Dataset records

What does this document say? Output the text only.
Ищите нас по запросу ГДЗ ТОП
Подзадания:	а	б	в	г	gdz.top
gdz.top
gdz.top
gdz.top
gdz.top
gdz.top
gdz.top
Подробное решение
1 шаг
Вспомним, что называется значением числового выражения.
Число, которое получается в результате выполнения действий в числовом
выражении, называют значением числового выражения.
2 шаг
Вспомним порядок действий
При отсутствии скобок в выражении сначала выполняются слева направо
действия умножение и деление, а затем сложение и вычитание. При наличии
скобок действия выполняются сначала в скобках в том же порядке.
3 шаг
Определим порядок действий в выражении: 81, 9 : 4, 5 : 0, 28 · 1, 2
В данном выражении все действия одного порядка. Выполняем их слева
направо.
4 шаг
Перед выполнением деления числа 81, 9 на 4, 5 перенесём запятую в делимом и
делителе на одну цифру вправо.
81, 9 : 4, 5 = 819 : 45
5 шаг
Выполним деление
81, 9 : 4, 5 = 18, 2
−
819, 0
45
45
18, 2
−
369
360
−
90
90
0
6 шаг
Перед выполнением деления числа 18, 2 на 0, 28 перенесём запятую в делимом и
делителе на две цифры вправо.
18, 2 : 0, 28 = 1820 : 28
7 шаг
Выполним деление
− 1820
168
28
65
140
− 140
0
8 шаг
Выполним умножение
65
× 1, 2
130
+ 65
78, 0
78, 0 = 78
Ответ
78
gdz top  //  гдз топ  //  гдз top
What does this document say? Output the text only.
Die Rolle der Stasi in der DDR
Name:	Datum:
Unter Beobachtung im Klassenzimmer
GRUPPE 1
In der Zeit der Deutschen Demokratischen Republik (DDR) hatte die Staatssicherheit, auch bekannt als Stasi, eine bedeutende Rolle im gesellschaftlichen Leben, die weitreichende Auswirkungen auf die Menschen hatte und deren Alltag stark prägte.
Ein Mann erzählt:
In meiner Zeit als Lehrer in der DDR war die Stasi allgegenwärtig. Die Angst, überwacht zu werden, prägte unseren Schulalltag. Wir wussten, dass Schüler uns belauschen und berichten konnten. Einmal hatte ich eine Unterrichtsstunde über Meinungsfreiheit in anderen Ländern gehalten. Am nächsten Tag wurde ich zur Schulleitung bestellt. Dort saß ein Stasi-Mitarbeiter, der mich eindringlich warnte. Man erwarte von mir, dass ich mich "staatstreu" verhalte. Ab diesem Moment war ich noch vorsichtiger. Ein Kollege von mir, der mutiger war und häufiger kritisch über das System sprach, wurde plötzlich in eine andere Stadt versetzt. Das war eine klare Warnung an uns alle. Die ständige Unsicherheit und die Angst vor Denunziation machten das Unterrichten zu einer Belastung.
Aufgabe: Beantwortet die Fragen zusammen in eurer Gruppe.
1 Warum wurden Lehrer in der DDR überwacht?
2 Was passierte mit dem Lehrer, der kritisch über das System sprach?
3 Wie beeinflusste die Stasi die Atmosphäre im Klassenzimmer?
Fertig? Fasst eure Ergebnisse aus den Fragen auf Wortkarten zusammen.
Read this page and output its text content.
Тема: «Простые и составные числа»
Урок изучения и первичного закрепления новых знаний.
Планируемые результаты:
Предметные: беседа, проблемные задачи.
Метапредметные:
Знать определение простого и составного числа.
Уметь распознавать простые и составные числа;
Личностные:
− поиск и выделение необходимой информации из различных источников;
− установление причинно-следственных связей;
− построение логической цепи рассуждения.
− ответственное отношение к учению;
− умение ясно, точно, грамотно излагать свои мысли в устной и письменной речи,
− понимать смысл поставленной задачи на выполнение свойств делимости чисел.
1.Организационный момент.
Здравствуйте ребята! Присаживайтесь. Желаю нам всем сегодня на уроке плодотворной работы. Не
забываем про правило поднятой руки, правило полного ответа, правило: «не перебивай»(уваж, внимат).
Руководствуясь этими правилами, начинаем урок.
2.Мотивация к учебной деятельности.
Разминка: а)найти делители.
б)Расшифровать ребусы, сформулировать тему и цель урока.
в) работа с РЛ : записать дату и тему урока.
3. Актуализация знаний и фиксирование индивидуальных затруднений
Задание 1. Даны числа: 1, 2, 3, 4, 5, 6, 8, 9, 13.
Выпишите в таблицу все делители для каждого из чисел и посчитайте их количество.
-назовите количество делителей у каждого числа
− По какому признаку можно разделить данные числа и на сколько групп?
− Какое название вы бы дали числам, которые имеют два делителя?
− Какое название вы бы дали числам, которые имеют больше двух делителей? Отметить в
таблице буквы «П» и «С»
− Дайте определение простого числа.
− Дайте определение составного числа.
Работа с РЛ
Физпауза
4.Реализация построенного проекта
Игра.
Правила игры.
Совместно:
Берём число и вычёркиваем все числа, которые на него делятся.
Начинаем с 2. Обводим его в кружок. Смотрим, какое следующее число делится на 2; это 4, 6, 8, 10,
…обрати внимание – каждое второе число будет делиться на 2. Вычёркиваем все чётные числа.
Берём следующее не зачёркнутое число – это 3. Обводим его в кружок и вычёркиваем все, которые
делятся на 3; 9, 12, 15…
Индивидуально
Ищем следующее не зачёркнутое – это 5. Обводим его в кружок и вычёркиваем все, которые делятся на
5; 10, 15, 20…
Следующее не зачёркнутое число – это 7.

Written request:
Pick out each line containing the string "которые" and copy it.

Result for this task:
− Какое название вы бы дали числам, которые имеют два делителя?
− Какое название вы бы дали числам, которые имеют больше двух делителей? Отметить в
Берём число и вычёркиваем все числа, которые на него делятся.
Берём следующее не зачёркнутое число – это 3. Обводим его в кружок и вычёркиваем все, которые
Ищем следующее не зачёркнутое – это 5. Обводим его в кружок и вычёркиваем все, которые делятся на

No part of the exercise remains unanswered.